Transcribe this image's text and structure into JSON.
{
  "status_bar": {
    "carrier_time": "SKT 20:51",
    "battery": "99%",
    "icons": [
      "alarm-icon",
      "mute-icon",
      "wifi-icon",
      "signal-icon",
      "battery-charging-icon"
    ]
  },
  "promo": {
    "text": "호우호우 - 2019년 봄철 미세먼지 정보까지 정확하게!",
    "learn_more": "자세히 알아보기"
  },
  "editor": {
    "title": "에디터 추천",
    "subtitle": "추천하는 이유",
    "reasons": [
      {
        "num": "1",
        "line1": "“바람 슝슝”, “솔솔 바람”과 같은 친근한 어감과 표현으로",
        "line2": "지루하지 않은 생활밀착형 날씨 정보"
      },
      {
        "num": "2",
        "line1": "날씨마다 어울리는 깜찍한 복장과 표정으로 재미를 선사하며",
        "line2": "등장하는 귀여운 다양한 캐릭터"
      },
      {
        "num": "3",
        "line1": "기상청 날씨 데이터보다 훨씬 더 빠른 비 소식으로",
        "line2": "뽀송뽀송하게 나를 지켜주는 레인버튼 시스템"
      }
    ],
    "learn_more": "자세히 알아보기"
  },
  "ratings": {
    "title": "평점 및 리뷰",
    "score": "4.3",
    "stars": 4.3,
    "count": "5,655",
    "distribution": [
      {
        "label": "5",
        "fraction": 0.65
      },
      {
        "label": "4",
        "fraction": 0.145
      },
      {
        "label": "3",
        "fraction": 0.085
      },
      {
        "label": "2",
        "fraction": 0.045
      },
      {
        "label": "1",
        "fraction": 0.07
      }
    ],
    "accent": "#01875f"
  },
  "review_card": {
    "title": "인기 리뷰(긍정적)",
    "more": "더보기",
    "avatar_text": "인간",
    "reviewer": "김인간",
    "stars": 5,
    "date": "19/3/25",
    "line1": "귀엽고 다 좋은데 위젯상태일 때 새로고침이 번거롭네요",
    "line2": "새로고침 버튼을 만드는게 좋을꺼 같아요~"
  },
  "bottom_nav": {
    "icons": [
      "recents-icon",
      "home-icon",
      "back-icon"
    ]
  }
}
-*-*-
→ **JOB**:
Write the whole listing out again. Keep every line exactly as it is.

→ **RESPONSE TO THIS TASK**:
Transcribe this image's text and structure into JSON.
{
  "status_bar": {
    "carrier_time": "SKT 20:51",
    "battery": "99%",
    "icons": [
      "alarm-icon",
      "mute-icon",
      "wifi-icon",
      "signal-icon",
      "battery-charging-icon"
    ]
  },
  "promo": {
    "text": "호우호우 - 2019년 봄철 미세먼지 정보까지 정확하게!",
    "learn_more": "자세히 알아보기"
  },
  "editor": {
    "title": "에디터 추천",
    "subtitle": "추천하는 이유",
    "reasons": [
      {
        "num": "1",
        "line1": "“바람 슝슝”, “솔솔 바람”과 같은 친근한 어감과 표현으로",
        "line2": "지루하지 않은 생활밀착형 날씨 정보"
      },
      {
        "num": "2",
        "line1": "날씨마다 어울리는 깜찍한 복장과 표정으로 재미를 선사하며",
        "line2": "등장하는 귀여운 다양한 캐릭터"
      },
      {
        "num": "3",
        "line1": "기상청 날씨 데이터보다 훨씬 더 빠른 비 소식으로",
        "line2": "뽀송뽀송하게 나를 지켜주는 레인버튼 시스템"
      }
    ],
    "learn_more": "자세히 알아보기"
  },
  "ratings": {
    "title": "평점 및 리뷰",
    "score": "4.3",
    "stars": 4.3,
    "count": "5,655",
    "distribution": [
      {
        "label": "5",
        "fraction": 0.65
      },
      {
        "label": "4",
        "fraction": 0.145
      },
      {
        "label": "3",
        "fraction": 0.085
      },
      {
        "label": "2",
        "fraction": 0.045
      },
      {
        "label": "1",
        "fraction": 0.07
      }
    ],
    "accent": "#01875f"
  },
  "review_card": {
    "title": "인기 리뷰(긍정적)",
    "more": "더보기",
    "avatar_text": "인간",
    "reviewer": "김인간",
    "stars": 5,
    "date": "19/3/25",
    "line1": "귀엽고 다 좋은데 위젯상태일 때 새로고침이 번거롭네요",
    "line2": "새로고침 버튼을 만드는게 좋을꺼 같아요~"
  },
  "bottom_nav": {
    "icons": [
      "recents-icon",
      "home-icon",
      "back-icon"
    ]
  }
}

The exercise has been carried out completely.